TASK TO COMPLETE ->
Show each line below that contains the string "title".
── GIVEN ENTRIES ──
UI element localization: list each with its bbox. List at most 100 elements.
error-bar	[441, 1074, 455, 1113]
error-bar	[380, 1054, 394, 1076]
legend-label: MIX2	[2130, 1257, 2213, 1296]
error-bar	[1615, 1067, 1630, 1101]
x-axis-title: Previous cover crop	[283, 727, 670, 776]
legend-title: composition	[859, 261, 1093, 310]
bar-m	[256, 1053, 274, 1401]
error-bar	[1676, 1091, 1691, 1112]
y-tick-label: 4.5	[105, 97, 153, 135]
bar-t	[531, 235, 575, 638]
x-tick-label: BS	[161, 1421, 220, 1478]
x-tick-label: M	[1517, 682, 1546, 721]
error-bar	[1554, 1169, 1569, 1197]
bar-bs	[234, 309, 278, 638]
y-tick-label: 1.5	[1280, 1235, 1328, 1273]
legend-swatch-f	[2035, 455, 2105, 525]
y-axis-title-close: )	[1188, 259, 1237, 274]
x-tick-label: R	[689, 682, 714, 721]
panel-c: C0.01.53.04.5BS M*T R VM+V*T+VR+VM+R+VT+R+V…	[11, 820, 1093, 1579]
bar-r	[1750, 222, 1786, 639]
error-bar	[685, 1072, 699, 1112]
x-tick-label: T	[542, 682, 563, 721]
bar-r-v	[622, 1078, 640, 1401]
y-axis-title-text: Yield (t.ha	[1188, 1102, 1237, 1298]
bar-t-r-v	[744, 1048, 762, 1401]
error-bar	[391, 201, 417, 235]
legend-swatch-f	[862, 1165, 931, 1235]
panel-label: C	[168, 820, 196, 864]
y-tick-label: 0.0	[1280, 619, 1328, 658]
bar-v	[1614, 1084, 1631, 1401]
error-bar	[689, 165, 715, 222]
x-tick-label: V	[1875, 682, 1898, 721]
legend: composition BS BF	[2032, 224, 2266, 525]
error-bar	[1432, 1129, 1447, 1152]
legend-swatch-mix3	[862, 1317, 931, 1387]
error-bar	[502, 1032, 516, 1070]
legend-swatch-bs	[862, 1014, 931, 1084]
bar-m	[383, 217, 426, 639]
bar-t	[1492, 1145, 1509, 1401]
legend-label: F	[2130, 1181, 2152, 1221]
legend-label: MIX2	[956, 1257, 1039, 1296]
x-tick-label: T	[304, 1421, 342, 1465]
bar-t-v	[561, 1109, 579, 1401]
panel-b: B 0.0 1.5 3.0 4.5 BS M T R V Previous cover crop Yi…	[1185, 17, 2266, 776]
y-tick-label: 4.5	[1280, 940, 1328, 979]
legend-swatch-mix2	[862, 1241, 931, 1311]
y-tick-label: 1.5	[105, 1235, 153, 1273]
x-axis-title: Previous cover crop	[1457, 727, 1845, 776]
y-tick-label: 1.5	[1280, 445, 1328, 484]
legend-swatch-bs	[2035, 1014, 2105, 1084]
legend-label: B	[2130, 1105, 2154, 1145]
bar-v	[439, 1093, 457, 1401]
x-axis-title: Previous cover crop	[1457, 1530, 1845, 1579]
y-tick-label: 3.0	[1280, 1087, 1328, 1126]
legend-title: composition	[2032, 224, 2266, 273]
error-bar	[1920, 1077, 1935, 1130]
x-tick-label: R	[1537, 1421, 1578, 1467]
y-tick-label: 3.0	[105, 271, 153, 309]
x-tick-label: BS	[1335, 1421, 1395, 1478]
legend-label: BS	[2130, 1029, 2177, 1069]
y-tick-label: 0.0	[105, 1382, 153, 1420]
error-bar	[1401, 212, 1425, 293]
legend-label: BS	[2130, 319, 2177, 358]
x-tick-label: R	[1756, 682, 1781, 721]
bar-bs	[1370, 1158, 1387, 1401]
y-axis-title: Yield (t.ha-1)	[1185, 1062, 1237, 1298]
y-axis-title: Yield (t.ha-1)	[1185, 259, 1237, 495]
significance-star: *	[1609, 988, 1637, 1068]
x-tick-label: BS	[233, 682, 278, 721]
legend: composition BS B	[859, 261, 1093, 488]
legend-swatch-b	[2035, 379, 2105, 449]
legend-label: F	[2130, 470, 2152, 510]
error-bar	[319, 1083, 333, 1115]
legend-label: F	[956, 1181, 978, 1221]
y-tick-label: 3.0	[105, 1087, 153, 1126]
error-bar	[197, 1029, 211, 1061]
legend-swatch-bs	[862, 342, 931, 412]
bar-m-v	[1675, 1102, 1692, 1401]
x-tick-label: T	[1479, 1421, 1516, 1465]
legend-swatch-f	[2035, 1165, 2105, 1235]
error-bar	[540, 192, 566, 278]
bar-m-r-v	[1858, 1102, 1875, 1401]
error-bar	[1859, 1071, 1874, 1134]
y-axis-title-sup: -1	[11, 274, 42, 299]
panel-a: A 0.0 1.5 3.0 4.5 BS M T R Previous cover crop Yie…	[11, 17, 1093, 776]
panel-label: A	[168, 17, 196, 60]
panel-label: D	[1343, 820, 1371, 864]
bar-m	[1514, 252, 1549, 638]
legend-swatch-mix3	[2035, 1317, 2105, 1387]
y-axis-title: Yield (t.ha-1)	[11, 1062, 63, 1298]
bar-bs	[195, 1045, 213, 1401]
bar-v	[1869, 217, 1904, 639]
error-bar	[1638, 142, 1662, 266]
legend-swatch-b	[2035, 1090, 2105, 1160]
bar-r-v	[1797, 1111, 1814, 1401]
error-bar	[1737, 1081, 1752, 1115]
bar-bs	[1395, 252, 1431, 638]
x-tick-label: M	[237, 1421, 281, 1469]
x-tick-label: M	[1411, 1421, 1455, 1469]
───
PROBLEM SOLUTION ->
x-axis-title: Previous cover crop	[283, 727, 670, 776]
legend-title: composition	[859, 261, 1093, 310]
y-axis-title-close: )	[1188, 259, 1237, 274]
y-axis-title-text: Yield (t.ha	[1188, 1102, 1237, 1298]
x-axis-title: Previous cover crop	[1457, 727, 1845, 776]
x-axis-title: Previous cover crop	[1457, 1530, 1845, 1579]
legend-title: composition	[2032, 224, 2266, 273]
y-axis-title: Yield (t.ha-1)	[1185, 1062, 1237, 1298]
y-axis-title: Yield (t.ha-1)	[1185, 259, 1237, 495]
y-axis-title-sup: -1	[11, 274, 42, 299]
y-axis-title: Yield (t.ha-1)	[11, 1062, 63, 1298]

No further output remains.